- [OBJECTIVE]:
Pick out every line of the entries below where "Südamerika" occurs, and copy those lines.

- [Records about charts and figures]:
++++++++

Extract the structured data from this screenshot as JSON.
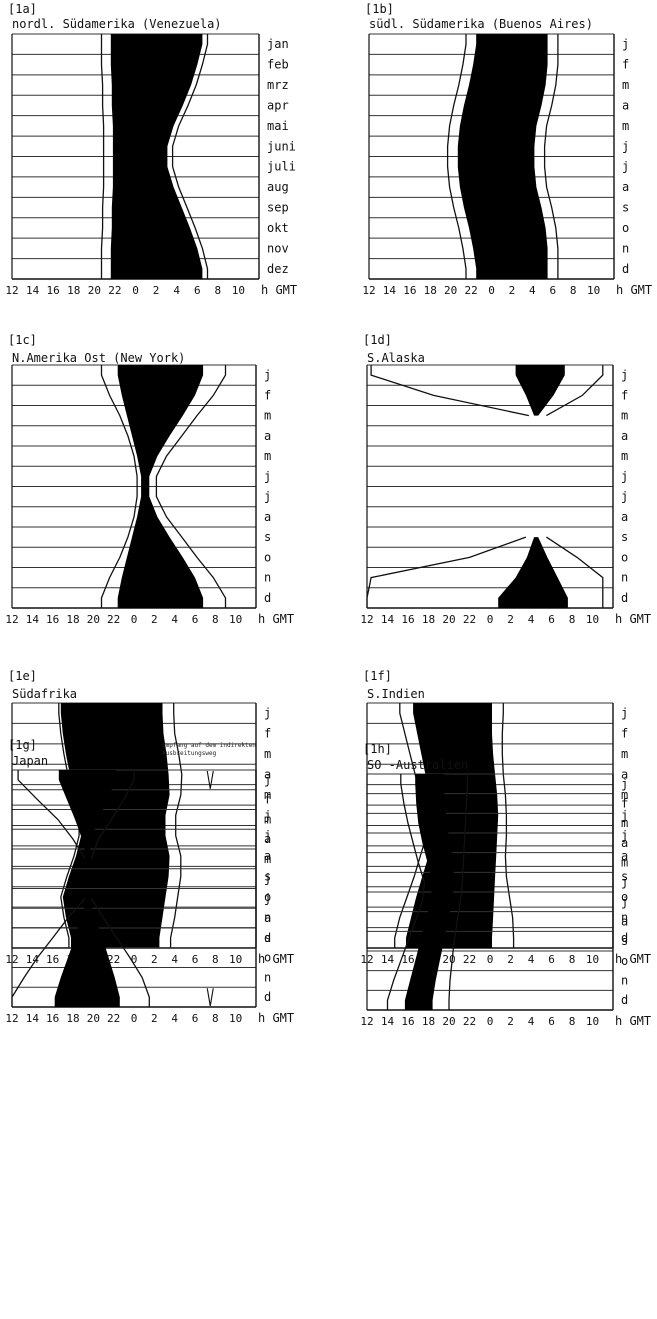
{
  "x_axis": {
    "ticks": [
      "12",
      "14",
      "16",
      "18",
      "20",
      "22",
      "0",
      "2",
      "4",
      "6",
      "8",
      "10"
    ],
    "unit": "h GMT"
  },
  "chart_data": [
    {
      "id": "[1a]",
      "title": "nordl. Südamerika (Venezuela)",
      "type": "area",
      "months": [
        "jan",
        "feb",
        "mrz",
        "apr",
        "mai",
        "juni",
        "juli",
        "aug",
        "sep",
        "okt",
        "nov",
        "dez"
      ],
      "black_band": {
        "start": [
          21.6,
          21.6,
          21.7,
          21.7,
          21.8,
          21.8,
          21.8,
          21.8,
          21.7,
          21.7,
          21.6,
          21.6
        ],
        "end": [
          30.5,
          30.0,
          29.4,
          28.6,
          27.7,
          27.1,
          27.1,
          27.7,
          28.5,
          29.3,
          30.0,
          30.5
        ]
      },
      "outer_band": {
        "start": [
          20.7,
          20.7,
          20.8,
          20.8,
          20.9,
          20.9,
          20.9,
          20.9,
          20.8,
          20.8,
          20.7,
          20.7
        ],
        "end": [
          31.0,
          30.5,
          29.9,
          29.1,
          28.2,
          27.6,
          27.6,
          28.2,
          29.0,
          29.8,
          30.5,
          31.0
        ]
      },
      "markers": []
    },
    {
      "id": "[1b]",
      "title": "südl. Südamerika (Buenos Aires)",
      "type": "area",
      "months": [
        "j",
        "f",
        "m",
        "a",
        "m",
        "j",
        "j",
        "a",
        "s",
        "o",
        "n",
        "d"
      ],
      "black_band": {
        "start": [
          22.5,
          22.2,
          21.8,
          21.3,
          20.9,
          20.7,
          20.7,
          20.9,
          21.3,
          21.8,
          22.2,
          22.5
        ],
        "end": [
          29.5,
          29.5,
          29.3,
          28.9,
          28.4,
          28.2,
          28.2,
          28.4,
          28.9,
          29.3,
          29.5,
          29.5
        ]
      },
      "outer_band": {
        "start": [
          21.5,
          21.2,
          20.8,
          20.3,
          19.9,
          19.7,
          19.7,
          19.9,
          20.3,
          20.8,
          21.2,
          21.5
        ],
        "end": [
          30.5,
          30.5,
          30.3,
          29.9,
          29.4,
          29.2,
          29.2,
          29.4,
          29.9,
          30.3,
          30.5,
          30.5
        ]
      },
      "markers": []
    },
    {
      "id": "[1c]",
      "title": "N.Amerika Ost (New York)",
      "type": "area",
      "months": [
        "j",
        "f",
        "m",
        "a",
        "m",
        "j",
        "j",
        "a",
        "s",
        "o",
        "n",
        "d"
      ],
      "black_band": {
        "start": [
          22.4,
          22.8,
          23.3,
          23.8,
          24.3,
          24.7,
          24.7,
          24.3,
          23.8,
          23.3,
          22.8,
          22.4
        ],
        "end": [
          30.8,
          30.0,
          28.8,
          27.5,
          26.3,
          25.5,
          25.5,
          26.3,
          27.5,
          28.8,
          30.0,
          30.8
        ]
      },
      "outer_band": {
        "start": [
          20.8,
          21.6,
          22.6,
          23.4,
          24.0,
          24.3,
          24.3,
          24.0,
          23.4,
          22.6,
          21.6,
          20.8
        ],
        "end": [
          33.0,
          31.8,
          30.2,
          28.7,
          27.2,
          26.2,
          26.2,
          27.2,
          28.7,
          30.2,
          31.8,
          33.0
        ]
      },
      "markers": []
    },
    {
      "id": "[1d]",
      "title": "S.Alaska",
      "type": "area",
      "months": [
        "j",
        "f",
        "m",
        "a",
        "m",
        "j",
        "j",
        "a",
        "s",
        "o",
        "n",
        "d"
      ],
      "black_band": {
        "start": [
          26.5,
          27.5,
          28.3,
          null,
          null,
          null,
          null,
          null,
          28.3,
          27.6,
          26.5,
          24.8
        ],
        "end": [
          31.3,
          30.2,
          28.7,
          null,
          null,
          null,
          null,
          null,
          28.7,
          29.6,
          30.6,
          31.6
        ]
      },
      "outer_band": {
        "start": [
          12.4,
          18.5,
          27.8,
          null,
          null,
          null,
          null,
          null,
          27.5,
          22.0,
          12.4,
          12.0
        ],
        "end": [
          35.0,
          33.0,
          29.5,
          null,
          null,
          null,
          null,
          null,
          29.5,
          32.5,
          35.0,
          35.0
        ]
      },
      "markers": []
    },
    {
      "id": "[1e]",
      "title": "Südafrika",
      "type": "area",
      "months": [
        "j",
        "f",
        "m",
        "a",
        "m",
        "j",
        "j",
        "a",
        "s",
        "o",
        "n",
        "d"
      ],
      "black_band": {
        "start": [
          16.8,
          17.0,
          17.3,
          17.7,
          18.3,
          18.8,
          18.8,
          18.3,
          17.6,
          17.0,
          17.3,
          17.8
        ],
        "end": [
          26.8,
          26.9,
          27.2,
          27.4,
          27.5,
          27.1,
          27.1,
          27.5,
          27.4,
          27.1,
          26.8,
          26.5
        ]
      },
      "outer_band": {
        "start": [
          16.6,
          16.8,
          17.1,
          17.5,
          18.1,
          18.6,
          18.6,
          18.1,
          17.4,
          16.8,
          17.1,
          17.6
        ],
        "end": [
          27.9,
          28.0,
          28.4,
          28.7,
          28.6,
          28.1,
          28.1,
          28.6,
          28.6,
          28.3,
          28.0,
          27.6
        ]
      },
      "markers": []
    },
    {
      "id": "[1f]",
      "title": "S.Indien",
      "type": "area",
      "months": [
        "j",
        "f",
        "m",
        "a",
        "m",
        "j",
        "j",
        "a",
        "s",
        "o",
        "n",
        "d"
      ],
      "black_band": {
        "start": [
          16.5,
          16.9,
          17.3,
          17.7,
          18.1,
          18.6,
          18.6,
          18.0,
          17.4,
          16.8,
          16.3,
          15.8
        ],
        "end": [
          24.2,
          24.2,
          24.3,
          24.5,
          24.7,
          24.8,
          24.7,
          24.6,
          24.5,
          24.4,
          24.3,
          24.2
        ]
      },
      "outer_band": {
        "start": [
          15.2,
          15.7,
          16.2,
          16.7,
          17.2,
          17.8,
          17.8,
          17.2,
          16.6,
          15.9,
          15.2,
          14.7
        ],
        "end": [
          25.3,
          25.2,
          25.2,
          25.3,
          25.5,
          25.6,
          25.6,
          25.5,
          25.6,
          25.9,
          26.2,
          26.3
        ]
      },
      "markers": []
    },
    {
      "id": "[1g]",
      "title": "Japan",
      "type": "area",
      "months": [
        "j",
        "f",
        "m",
        "a",
        "m",
        "j",
        "j",
        "a",
        "s",
        "o",
        "n",
        "d"
      ],
      "black_band": {
        "start": [
          16.6,
          17.4,
          18.2,
          18.9,
          19.4,
          null,
          19.4,
          18.8,
          18.2,
          17.5,
          16.8,
          16.2
        ],
        "end": [
          22.2,
          21.4,
          20.5,
          19.8,
          19.6,
          null,
          19.6,
          20.2,
          20.9,
          21.5,
          22.1,
          22.6
        ]
      },
      "outer_band": {
        "start": [
          12.6,
          14.5,
          16.5,
          18.0,
          19.2,
          null,
          19.2,
          17.5,
          16.0,
          14.5,
          13.2,
          12.0
        ],
        "end": [
          24.0,
          23.0,
          21.8,
          20.5,
          19.8,
          null,
          19.8,
          21.0,
          22.3,
          23.6,
          24.8,
          25.5
        ]
      },
      "markers": [
        {
          "month": "j",
          "time": 31.5
        },
        {
          "month": "d",
          "time": 31.5
        }
      ]
    },
    {
      "id": "[1h]",
      "title": "SO -Australien",
      "type": "area",
      "months": [
        "j",
        "f",
        "m",
        "a",
        "m",
        "j",
        "j",
        "a",
        "s",
        "o",
        "n",
        "d"
      ],
      "black_band": {
        "start": [
          16.7,
          16.8,
          17.0,
          17.4,
          17.9,
          18.4,
          18.2,
          17.7,
          17.2,
          16.7,
          16.2,
          15.7
        ],
        "end": [
          19.5,
          19.6,
          19.8,
          20.1,
          20.4,
          20.5,
          20.3,
          19.9,
          19.5,
          19.1,
          18.7,
          18.4
        ]
      },
      "outer_band": {
        "start": [
          15.3,
          15.6,
          16.0,
          16.5,
          17.0,
          17.6,
          17.4,
          16.7,
          16.0,
          15.3,
          14.6,
          14.0
        ],
        "end": [
          21.8,
          21.7,
          21.6,
          21.5,
          21.4,
          21.3,
          21.1,
          20.8,
          20.5,
          20.3,
          20.1,
          20.0
        ]
      },
      "markers": []
    }
  ],
  "annotation_1g": [
    "Empfang auf dem indirekten",
    "Ausbreitungsweg"
  ]
}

++++++++

- [RESULT BELOW]:
      "title": "nordl. Südamerika (Venezuela)",
      "title": "südl. Südamerika (Buenos Aires)",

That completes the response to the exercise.